[Figure data in JSON]
- - -

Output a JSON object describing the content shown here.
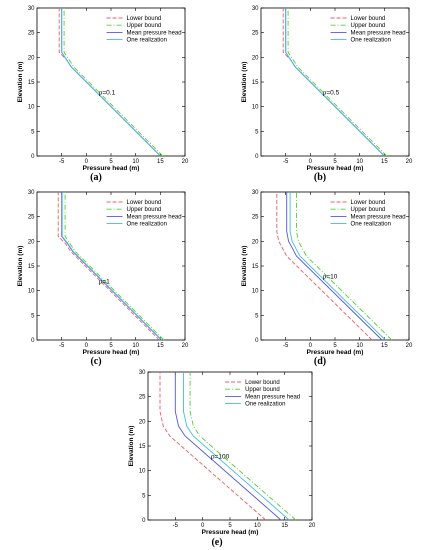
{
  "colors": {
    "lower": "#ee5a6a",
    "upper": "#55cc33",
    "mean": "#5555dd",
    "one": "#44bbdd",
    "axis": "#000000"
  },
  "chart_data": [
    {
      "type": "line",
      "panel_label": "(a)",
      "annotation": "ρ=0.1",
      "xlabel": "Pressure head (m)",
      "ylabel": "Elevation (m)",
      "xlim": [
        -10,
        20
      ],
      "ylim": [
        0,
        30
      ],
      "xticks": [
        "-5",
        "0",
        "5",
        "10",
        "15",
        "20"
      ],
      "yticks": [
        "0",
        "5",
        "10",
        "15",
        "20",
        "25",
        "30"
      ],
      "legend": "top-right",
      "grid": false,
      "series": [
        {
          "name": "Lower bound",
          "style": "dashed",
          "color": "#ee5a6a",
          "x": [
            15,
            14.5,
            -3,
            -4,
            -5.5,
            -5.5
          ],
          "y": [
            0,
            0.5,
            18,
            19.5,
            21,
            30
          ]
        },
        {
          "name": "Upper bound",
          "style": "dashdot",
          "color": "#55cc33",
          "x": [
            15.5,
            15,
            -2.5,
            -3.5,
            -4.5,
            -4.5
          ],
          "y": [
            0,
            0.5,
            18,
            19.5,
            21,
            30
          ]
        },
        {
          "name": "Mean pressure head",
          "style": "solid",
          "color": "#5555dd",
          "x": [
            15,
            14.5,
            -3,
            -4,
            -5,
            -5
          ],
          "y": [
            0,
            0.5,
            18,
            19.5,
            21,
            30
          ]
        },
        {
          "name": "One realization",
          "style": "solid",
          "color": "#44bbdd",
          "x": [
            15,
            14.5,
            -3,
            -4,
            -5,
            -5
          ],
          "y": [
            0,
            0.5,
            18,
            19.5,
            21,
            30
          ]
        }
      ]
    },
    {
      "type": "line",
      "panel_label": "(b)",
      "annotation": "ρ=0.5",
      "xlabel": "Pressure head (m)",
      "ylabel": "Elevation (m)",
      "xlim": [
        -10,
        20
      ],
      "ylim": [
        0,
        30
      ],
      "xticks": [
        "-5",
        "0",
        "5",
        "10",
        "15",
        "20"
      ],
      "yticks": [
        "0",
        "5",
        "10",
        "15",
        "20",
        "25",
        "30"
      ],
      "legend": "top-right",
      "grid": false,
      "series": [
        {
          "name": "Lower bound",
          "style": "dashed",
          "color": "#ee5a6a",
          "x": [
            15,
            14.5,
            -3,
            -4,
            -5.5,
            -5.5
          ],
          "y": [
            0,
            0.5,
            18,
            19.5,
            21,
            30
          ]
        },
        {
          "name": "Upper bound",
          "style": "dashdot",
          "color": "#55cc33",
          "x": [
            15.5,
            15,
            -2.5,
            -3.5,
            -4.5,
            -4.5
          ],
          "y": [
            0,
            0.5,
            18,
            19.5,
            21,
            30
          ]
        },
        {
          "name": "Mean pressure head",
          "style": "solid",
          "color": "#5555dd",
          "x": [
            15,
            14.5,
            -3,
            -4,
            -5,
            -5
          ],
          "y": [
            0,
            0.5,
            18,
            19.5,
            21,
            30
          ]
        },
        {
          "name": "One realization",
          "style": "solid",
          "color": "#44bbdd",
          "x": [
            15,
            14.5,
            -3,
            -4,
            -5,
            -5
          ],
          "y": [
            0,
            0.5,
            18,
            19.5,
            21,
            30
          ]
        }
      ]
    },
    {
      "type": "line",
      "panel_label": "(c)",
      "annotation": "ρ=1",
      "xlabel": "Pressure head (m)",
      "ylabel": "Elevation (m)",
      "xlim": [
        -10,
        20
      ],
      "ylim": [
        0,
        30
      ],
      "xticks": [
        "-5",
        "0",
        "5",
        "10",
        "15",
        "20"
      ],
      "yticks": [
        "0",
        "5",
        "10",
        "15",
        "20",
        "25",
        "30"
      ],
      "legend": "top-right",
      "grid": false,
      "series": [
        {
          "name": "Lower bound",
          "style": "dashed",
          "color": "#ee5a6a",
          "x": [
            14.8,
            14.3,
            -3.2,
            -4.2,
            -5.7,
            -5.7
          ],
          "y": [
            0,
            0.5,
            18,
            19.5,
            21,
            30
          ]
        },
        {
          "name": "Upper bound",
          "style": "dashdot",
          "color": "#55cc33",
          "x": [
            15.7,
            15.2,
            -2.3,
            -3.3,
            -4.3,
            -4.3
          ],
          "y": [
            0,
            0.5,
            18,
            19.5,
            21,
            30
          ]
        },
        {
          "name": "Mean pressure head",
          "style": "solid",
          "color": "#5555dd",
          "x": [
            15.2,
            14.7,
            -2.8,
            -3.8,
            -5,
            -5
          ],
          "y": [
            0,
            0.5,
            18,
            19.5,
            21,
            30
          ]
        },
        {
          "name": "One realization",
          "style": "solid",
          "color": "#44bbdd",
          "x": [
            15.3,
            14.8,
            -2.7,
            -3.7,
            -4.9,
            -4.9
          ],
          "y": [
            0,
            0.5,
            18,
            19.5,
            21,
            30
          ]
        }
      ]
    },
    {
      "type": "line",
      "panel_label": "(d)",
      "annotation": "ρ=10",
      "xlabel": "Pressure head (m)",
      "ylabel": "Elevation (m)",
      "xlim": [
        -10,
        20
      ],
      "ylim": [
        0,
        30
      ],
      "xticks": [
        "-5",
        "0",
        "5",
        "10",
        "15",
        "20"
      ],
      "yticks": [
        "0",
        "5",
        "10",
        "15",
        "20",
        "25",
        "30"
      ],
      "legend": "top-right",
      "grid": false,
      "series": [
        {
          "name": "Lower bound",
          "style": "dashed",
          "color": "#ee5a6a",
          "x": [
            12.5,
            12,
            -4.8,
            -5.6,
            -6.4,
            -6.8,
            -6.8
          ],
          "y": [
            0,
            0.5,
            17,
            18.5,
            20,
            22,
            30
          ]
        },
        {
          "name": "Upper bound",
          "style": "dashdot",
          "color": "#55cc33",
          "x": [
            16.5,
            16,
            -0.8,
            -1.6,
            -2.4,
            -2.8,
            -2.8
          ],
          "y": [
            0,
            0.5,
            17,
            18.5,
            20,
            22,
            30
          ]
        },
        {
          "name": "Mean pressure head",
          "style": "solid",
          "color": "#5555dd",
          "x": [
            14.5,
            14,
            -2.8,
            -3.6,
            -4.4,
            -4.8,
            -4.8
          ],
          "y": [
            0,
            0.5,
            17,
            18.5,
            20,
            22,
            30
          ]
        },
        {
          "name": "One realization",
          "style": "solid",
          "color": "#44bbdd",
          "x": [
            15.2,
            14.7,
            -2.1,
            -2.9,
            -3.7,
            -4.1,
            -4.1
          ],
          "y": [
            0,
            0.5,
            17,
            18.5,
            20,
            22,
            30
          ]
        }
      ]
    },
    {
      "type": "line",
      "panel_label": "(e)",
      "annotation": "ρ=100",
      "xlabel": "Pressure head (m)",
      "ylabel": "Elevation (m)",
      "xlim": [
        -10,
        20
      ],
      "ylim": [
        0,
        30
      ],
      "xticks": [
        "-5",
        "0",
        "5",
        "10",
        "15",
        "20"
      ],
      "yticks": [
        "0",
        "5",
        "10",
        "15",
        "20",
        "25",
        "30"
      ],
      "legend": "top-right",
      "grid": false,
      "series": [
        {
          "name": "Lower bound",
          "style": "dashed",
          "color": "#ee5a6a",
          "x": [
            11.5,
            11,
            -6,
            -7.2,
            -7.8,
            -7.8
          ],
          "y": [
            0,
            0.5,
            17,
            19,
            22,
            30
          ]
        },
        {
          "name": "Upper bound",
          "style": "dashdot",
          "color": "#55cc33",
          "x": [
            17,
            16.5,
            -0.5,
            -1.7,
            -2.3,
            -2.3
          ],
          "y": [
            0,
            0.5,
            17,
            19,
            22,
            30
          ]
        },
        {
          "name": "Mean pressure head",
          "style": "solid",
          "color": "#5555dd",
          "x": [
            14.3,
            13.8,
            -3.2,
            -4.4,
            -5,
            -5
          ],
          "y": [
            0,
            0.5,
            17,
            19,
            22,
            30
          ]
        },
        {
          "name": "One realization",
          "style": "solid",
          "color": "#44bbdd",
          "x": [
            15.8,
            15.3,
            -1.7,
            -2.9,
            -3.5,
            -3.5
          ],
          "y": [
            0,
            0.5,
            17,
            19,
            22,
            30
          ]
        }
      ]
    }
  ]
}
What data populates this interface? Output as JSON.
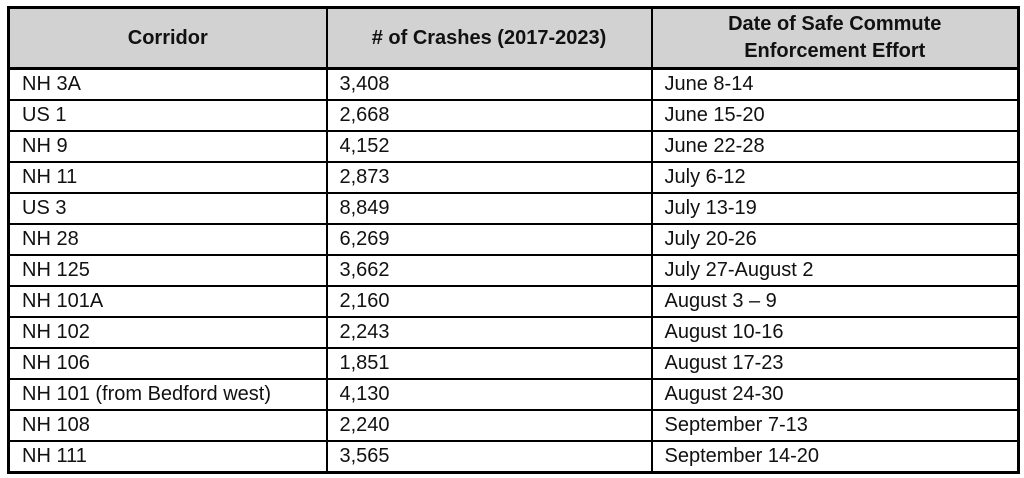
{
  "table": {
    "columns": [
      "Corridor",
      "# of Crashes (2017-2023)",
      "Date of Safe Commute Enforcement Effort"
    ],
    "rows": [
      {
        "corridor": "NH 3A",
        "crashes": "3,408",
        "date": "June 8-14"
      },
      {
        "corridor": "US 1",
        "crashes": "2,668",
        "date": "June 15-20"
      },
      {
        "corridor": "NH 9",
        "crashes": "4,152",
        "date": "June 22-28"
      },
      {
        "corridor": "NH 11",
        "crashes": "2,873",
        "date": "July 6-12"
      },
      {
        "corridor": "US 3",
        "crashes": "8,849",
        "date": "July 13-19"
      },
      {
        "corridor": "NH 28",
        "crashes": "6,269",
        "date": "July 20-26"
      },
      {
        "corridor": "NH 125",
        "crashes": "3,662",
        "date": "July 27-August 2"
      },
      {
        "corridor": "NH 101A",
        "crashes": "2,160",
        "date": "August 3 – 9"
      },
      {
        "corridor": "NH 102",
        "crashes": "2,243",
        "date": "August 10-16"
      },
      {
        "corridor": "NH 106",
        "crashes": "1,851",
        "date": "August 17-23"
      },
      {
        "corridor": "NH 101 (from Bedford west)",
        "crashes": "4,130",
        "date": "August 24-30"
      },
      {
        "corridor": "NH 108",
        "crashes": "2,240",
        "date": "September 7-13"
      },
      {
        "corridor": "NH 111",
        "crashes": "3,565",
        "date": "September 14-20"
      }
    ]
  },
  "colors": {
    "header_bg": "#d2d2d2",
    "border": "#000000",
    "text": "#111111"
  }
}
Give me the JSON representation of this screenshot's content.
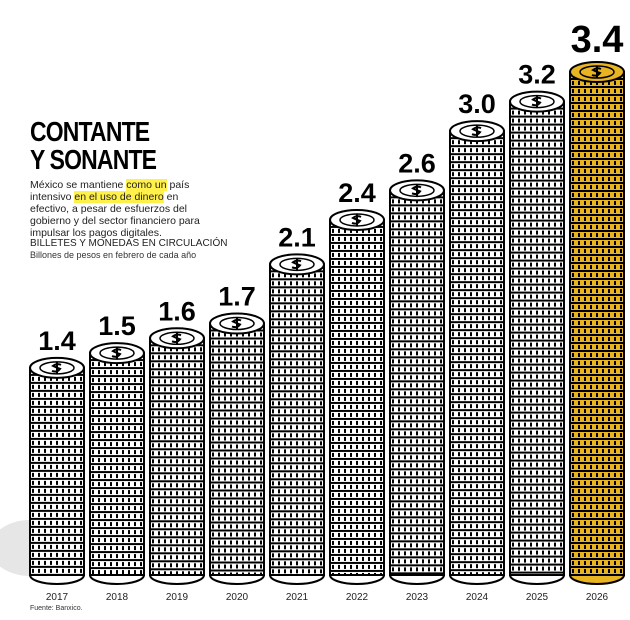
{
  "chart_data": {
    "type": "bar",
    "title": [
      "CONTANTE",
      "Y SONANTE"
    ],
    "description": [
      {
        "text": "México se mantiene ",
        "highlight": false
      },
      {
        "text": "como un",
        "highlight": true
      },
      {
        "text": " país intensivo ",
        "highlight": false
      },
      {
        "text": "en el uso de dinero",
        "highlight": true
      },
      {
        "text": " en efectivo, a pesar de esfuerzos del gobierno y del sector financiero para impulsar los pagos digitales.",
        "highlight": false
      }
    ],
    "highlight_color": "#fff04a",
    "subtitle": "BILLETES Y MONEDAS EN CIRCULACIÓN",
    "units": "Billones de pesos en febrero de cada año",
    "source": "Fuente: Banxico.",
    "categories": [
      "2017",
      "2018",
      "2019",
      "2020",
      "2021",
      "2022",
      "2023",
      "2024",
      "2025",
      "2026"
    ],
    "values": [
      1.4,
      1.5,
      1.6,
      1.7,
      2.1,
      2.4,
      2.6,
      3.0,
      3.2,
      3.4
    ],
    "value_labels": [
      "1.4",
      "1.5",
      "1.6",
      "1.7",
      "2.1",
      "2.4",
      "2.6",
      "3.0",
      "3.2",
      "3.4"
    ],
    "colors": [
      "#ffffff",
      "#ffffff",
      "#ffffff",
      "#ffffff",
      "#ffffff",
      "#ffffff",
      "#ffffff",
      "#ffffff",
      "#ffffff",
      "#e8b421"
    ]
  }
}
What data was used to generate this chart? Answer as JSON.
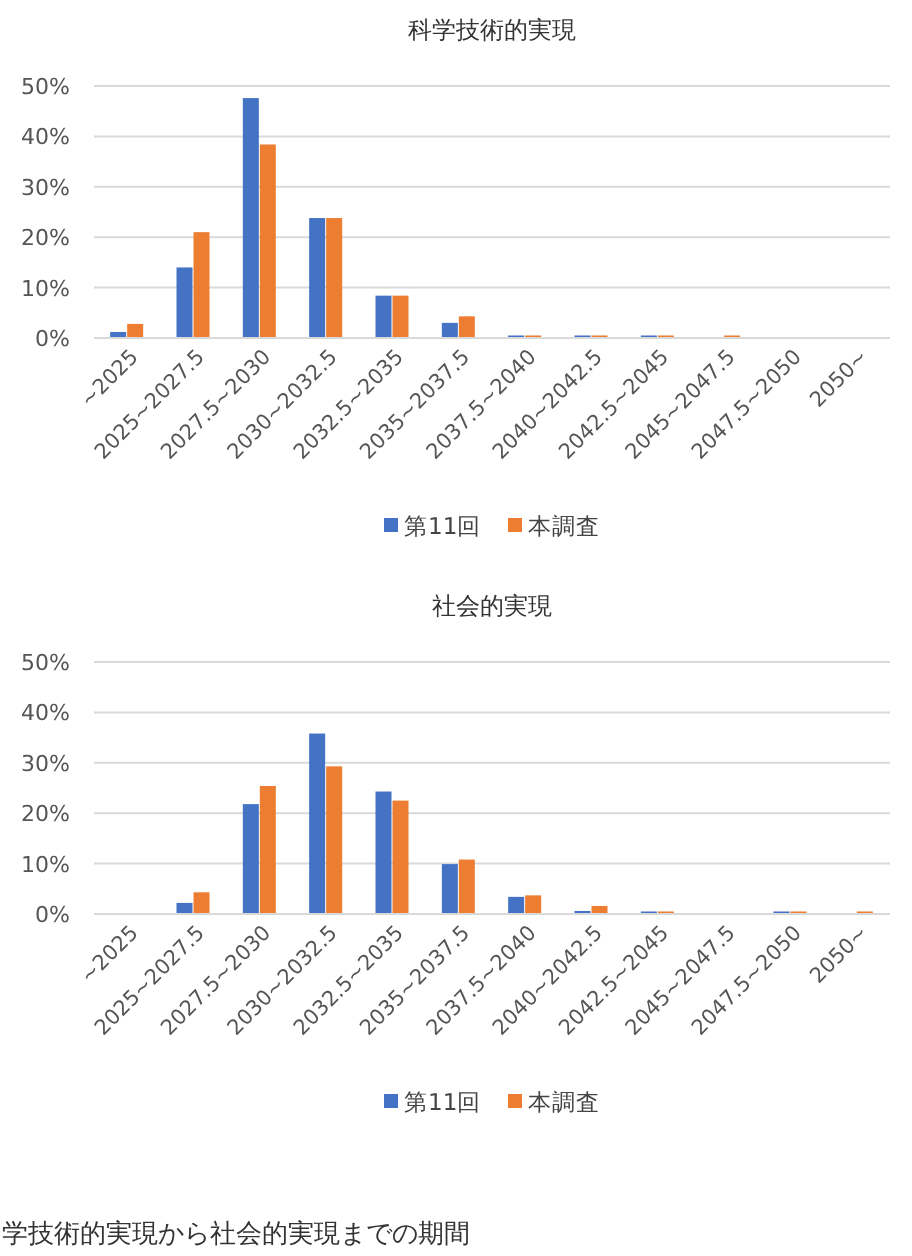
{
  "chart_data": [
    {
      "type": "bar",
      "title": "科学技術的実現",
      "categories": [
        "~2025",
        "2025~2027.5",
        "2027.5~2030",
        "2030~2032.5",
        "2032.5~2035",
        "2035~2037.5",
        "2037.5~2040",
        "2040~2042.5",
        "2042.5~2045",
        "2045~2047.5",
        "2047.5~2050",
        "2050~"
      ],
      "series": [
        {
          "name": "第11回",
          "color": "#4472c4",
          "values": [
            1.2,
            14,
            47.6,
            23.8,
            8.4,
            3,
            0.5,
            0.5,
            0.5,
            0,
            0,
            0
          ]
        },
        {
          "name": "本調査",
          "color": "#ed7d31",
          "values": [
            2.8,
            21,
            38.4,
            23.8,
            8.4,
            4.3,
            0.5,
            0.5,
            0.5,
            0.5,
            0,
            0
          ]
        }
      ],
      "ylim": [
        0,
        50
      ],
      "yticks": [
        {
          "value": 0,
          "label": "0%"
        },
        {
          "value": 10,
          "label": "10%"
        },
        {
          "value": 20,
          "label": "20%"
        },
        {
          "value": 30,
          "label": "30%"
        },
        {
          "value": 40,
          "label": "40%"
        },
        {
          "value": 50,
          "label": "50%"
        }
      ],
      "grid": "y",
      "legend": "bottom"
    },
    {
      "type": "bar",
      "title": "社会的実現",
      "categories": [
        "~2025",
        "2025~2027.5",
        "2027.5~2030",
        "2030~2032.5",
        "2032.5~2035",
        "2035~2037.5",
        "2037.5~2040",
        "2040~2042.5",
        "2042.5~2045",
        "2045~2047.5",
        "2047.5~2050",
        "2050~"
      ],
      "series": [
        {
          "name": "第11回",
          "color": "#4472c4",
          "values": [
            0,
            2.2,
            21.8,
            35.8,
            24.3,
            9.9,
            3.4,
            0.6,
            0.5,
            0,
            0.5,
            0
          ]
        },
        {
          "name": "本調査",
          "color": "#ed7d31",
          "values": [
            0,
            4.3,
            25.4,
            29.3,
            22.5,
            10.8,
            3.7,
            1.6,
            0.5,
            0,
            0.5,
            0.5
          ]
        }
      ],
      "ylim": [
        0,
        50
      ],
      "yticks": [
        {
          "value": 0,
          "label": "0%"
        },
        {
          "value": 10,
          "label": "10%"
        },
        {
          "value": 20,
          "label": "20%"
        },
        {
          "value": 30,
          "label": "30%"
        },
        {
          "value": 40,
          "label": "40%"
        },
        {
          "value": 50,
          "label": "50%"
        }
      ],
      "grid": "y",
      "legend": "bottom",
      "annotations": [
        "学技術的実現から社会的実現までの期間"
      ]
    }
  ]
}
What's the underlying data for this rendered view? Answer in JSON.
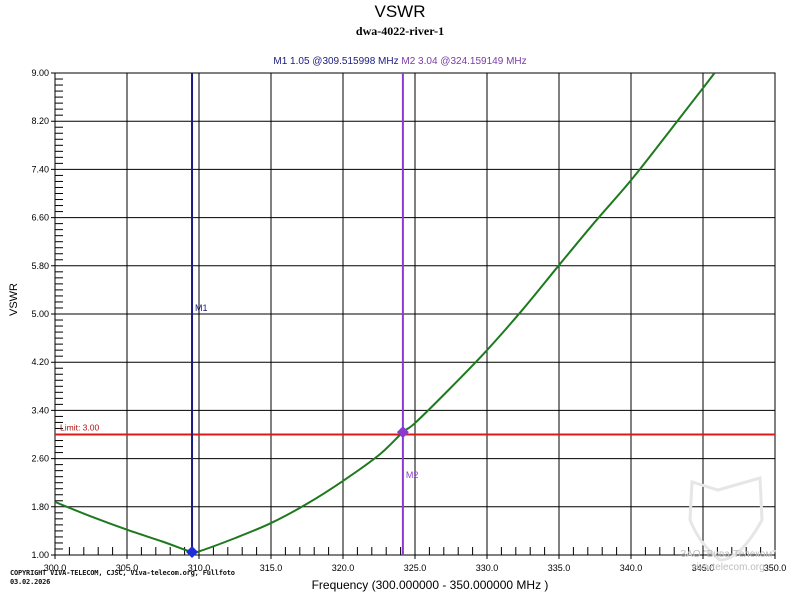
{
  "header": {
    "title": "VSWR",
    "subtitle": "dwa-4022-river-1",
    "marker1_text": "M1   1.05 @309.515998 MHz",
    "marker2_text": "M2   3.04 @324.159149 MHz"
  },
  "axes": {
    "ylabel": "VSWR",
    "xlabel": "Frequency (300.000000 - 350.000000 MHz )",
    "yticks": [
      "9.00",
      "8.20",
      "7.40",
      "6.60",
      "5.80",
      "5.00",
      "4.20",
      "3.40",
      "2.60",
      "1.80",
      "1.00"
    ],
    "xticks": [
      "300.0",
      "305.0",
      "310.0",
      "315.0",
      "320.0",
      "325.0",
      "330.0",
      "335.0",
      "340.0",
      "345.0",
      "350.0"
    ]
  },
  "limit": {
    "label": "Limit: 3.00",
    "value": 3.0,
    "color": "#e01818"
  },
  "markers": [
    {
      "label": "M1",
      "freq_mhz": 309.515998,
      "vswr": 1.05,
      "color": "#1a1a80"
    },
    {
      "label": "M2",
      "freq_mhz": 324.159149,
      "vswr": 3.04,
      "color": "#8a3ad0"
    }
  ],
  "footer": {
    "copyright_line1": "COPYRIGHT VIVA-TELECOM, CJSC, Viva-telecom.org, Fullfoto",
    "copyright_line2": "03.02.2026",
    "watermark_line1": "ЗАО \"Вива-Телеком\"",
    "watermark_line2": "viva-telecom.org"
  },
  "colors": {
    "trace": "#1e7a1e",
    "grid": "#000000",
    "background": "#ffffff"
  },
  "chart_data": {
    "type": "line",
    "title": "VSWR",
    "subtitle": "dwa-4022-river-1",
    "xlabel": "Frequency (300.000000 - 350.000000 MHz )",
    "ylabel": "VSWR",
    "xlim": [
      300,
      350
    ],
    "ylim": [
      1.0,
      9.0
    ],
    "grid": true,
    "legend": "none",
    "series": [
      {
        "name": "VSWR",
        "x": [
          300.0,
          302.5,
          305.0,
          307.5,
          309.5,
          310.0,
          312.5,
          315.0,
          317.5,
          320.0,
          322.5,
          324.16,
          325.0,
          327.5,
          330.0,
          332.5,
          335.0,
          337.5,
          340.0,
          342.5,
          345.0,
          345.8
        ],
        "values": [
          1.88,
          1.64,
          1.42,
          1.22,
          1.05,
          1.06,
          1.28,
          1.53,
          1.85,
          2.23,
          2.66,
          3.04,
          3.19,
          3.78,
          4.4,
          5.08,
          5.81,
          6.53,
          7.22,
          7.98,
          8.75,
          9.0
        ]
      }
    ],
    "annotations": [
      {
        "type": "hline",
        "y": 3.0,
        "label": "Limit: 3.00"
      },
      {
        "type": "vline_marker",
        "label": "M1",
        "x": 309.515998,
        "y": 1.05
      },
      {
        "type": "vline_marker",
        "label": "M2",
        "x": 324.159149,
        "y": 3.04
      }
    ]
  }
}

- - -

Problem description | Find the word "August" in the entries above and gather every line that holds it.

Written response |
        "date": "July 27-August 2"
        "date": "August 3 – 9"
        "date": "August 10-16"
        "date": "August 17-23"
        "date": "August 24-30"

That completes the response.